# Records:
• • • • •
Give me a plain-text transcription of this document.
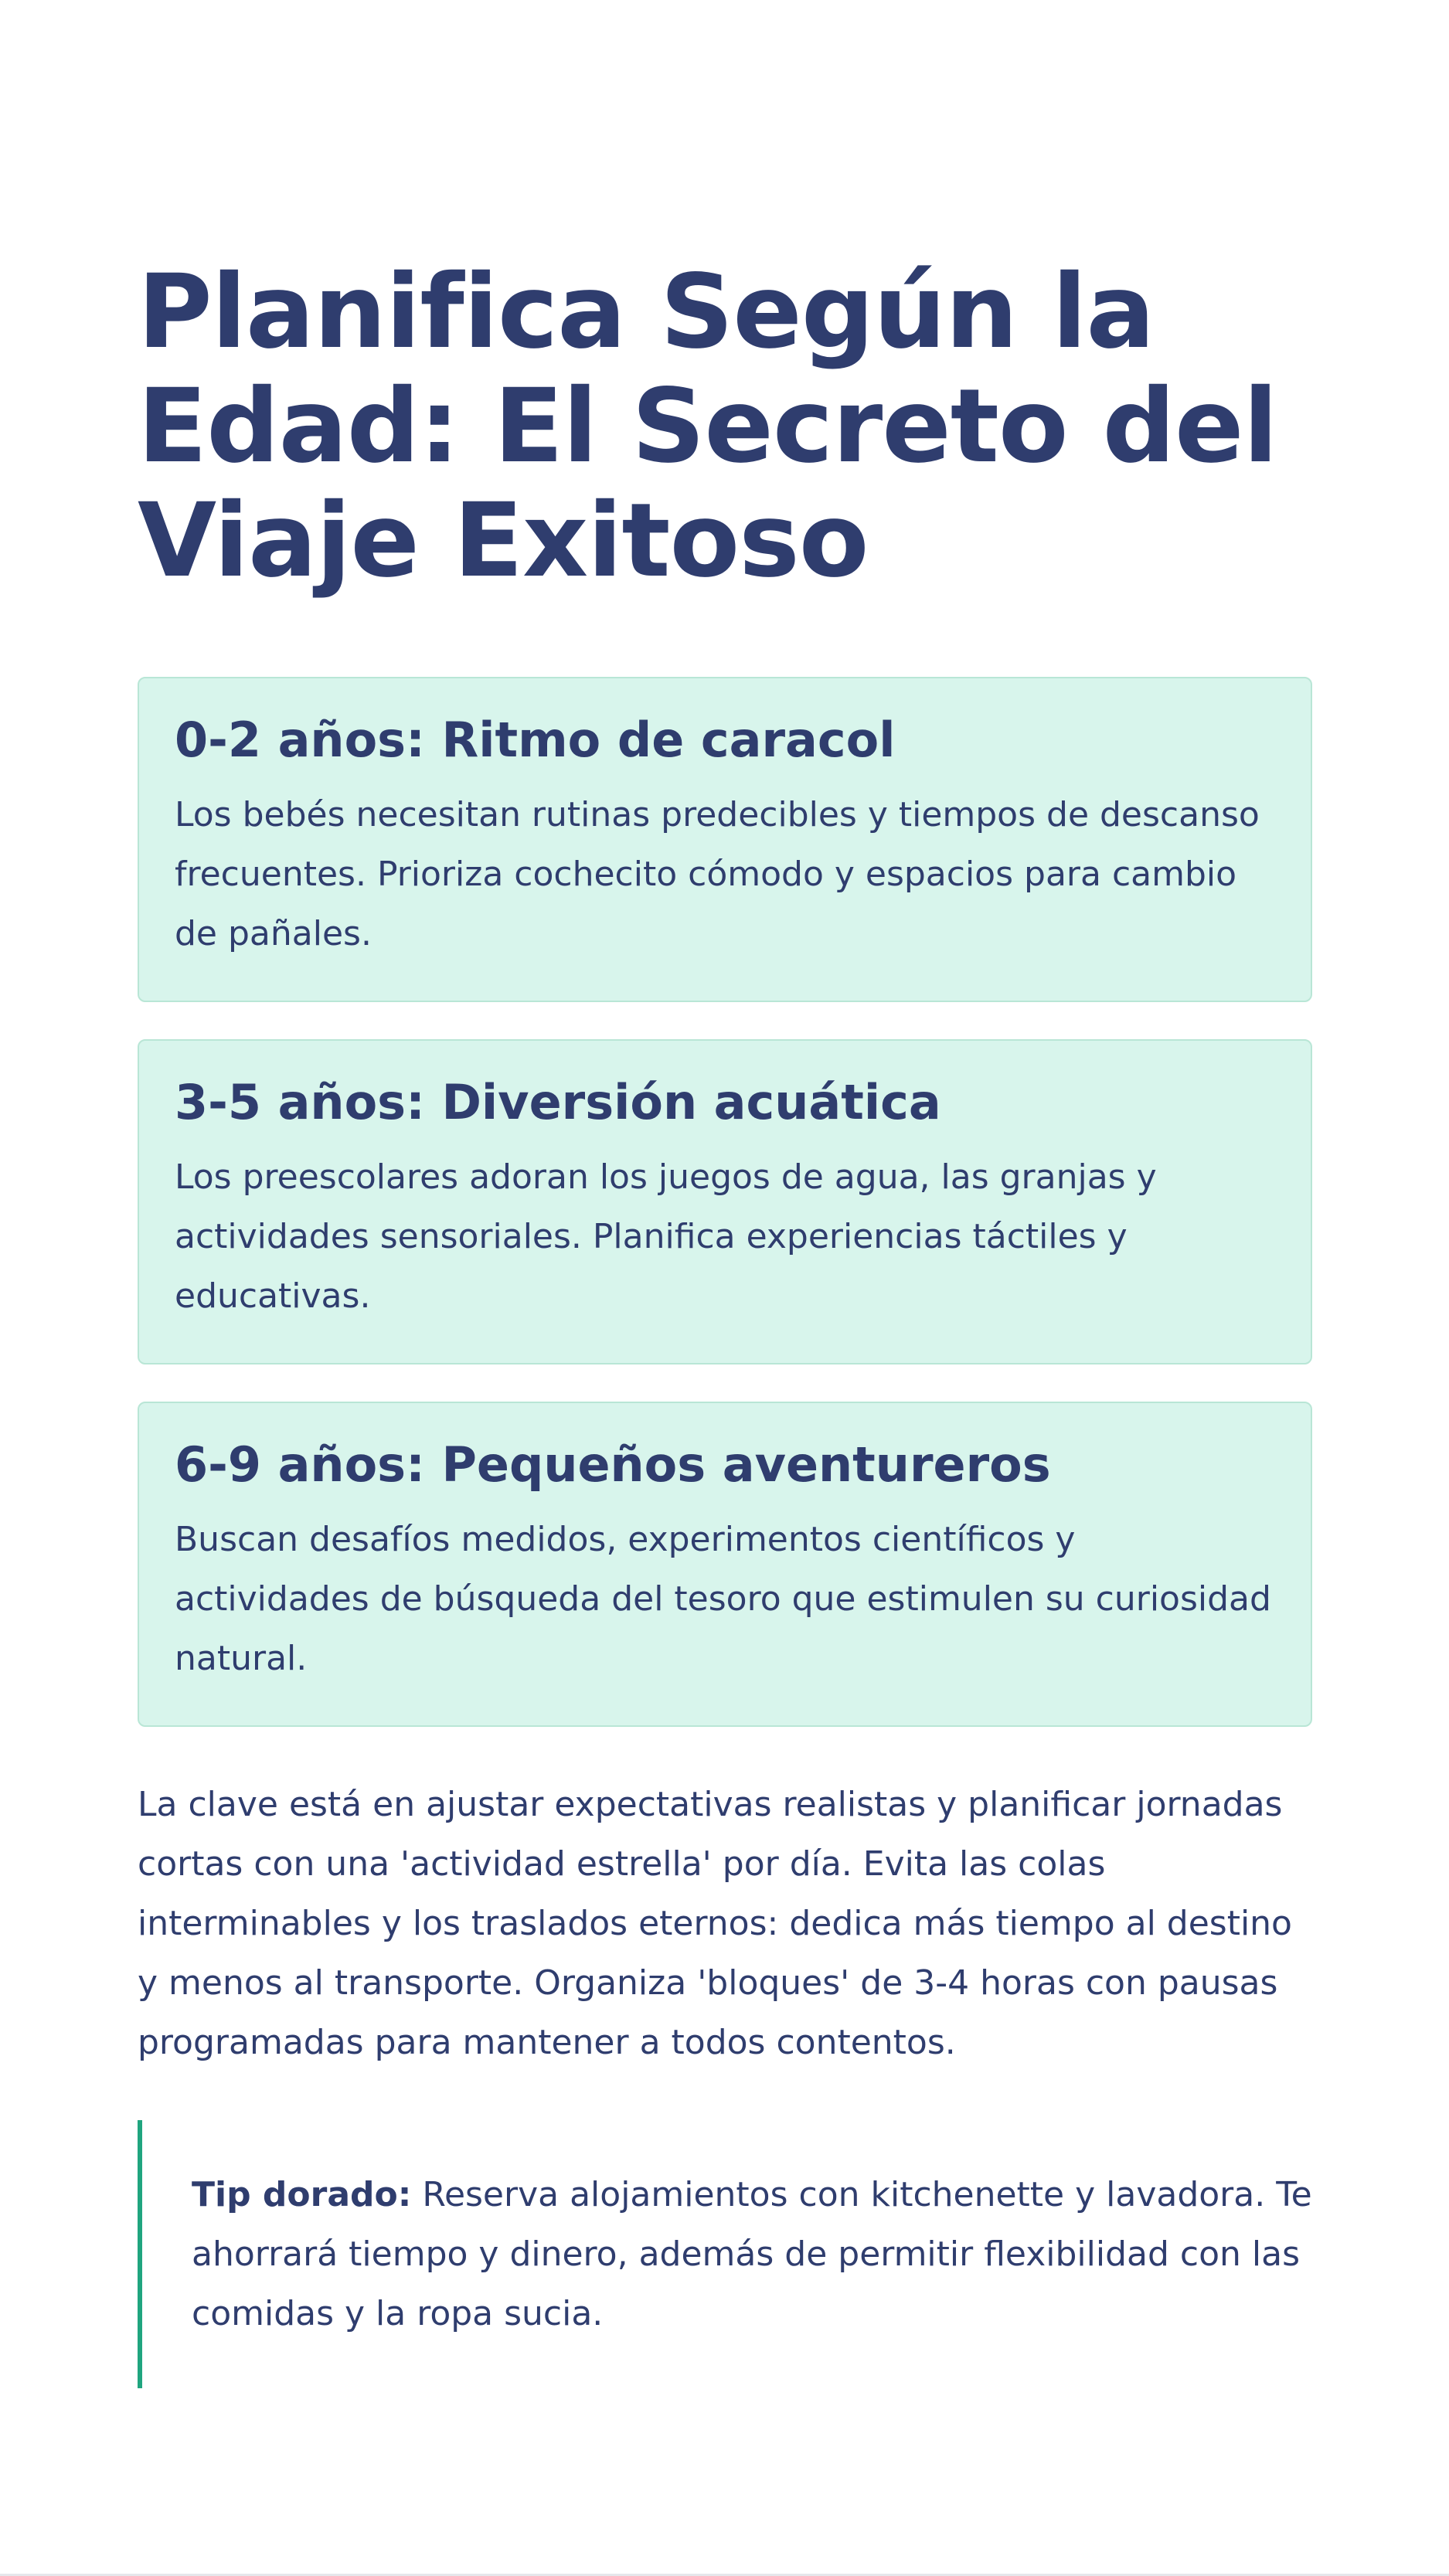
Planifica Según la Edad: El Secreto del Viaje Exitoso
0-2 años: Ritmo de caracol

Los bebés necesitan rutinas predecibles y tiempos de descanso frecuentes. Prioriza cochecito cómodo y espacios para cambio de pañales.

3-5 años: Diversión acuática

Los preescolares adoran los juegos de agua, las granjas y actividades sensoriales. Planifica experiencias táctiles y educativas.

6-9 años: Pequeños aventureros

Buscan desafíos medidos, experimentos científicos y actividades de búsqueda del tesoro que estimulen su curiosidad natural.

La clave está en ajustar expectativas realistas y planificar jornadas cortas con una 'actividad estrella' por día. Evita las colas interminables y los traslados eternos: dedica más tiempo al destino y menos al transporte. Organiza 'bloques' de 3-4 horas con pausas programadas para mantener a todos contentos.

Tip dorado: Reserva alojamientos con kitchenette y lavadora. Te ahorrará tiempo y dinero, además de permitir flexibilidad con las comidas y la ropa sucia.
• • • • •
# What to produce:
Restate the whole listing above exactly, please, omitting every image.

# Answer in full:
Give me a plain-text transcription of this document.
Planifica Según la Edad: El Secreto del Viaje Exitoso
0-2 años: Ritmo de caracol

Los bebés necesitan rutinas predecibles y tiempos de descanso frecuentes. Prioriza cochecito cómodo y espacios para cambio de pañales.

3-5 años: Diversión acuática

Los preescolares adoran los juegos de agua, las granjas y actividades sensoriales. Planifica experiencias táctiles y educativas.

6-9 años: Pequeños aventureros

Buscan desafíos medidos, experimentos científicos y actividades de búsqueda del tesoro que estimulen su curiosidad natural.

La clave está en ajustar expectativas realistas y planificar jornadas cortas con una 'actividad estrella' por día. Evita las colas interminables y los traslados eternos: dedica más tiempo al destino y menos al transporte. Organiza 'bloques' de 3-4 horas con pausas programadas para mantener a todos contentos.

Tip dorado: Reserva alojamientos con kitchenette y lavadora. Te ahorrará tiempo y dinero, además de permitir flexibilidad con las comidas y la ropa sucia.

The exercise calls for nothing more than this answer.